(Collected data entries)
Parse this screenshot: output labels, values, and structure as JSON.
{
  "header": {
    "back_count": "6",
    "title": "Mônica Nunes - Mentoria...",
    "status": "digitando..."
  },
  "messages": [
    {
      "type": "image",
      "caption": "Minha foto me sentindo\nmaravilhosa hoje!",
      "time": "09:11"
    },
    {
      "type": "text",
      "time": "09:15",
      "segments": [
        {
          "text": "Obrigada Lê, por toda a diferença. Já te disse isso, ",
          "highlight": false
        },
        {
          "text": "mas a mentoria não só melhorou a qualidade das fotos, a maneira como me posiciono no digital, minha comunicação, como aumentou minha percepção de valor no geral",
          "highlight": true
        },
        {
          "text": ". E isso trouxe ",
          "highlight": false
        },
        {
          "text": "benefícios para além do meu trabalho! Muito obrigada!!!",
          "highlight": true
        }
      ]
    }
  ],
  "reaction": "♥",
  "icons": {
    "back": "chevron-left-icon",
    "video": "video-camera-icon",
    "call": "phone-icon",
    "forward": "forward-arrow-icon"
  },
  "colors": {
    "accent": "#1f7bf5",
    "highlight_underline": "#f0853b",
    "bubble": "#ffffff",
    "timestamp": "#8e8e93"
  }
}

Task objective
Please give back all of the records exactly as written.

Finished exercise
Parse this screenshot: output labels, values, and structure as JSON.
{
  "header": {
    "back_count": "6",
    "title": "Mônica Nunes - Mentoria...",
    "status": "digitando..."
  },
  "messages": [
    {
      "type": "image",
      "caption": "Minha foto me sentindo\nmaravilhosa hoje!",
      "time": "09:11"
    },
    {
      "type": "text",
      "time": "09:15",
      "segments": [
        {
          "text": "Obrigada Lê, por toda a diferença. Já te disse isso, ",
          "highlight": false
        },
        {
          "text": "mas a mentoria não só melhorou a qualidade das fotos, a maneira como me posiciono no digital, minha comunicação, como aumentou minha percepção de valor no geral",
          "highlight": true
        },
        {
          "text": ". E isso trouxe ",
          "highlight": false
        },
        {
          "text": "benefícios para além do meu trabalho! Muito obrigada!!!",
          "highlight": true
        }
      ]
    }
  ],
  "reaction": "♥",
  "icons": {
    "back": "chevron-left-icon",
    "video": "video-camera-icon",
    "call": "phone-icon",
    "forward": "forward-arrow-icon"
  },
  "colors": {
    "accent": "#1f7bf5",
    "highlight_underline": "#f0853b",
    "bubble": "#ffffff",
    "timestamp": "#8e8e93"
  }
}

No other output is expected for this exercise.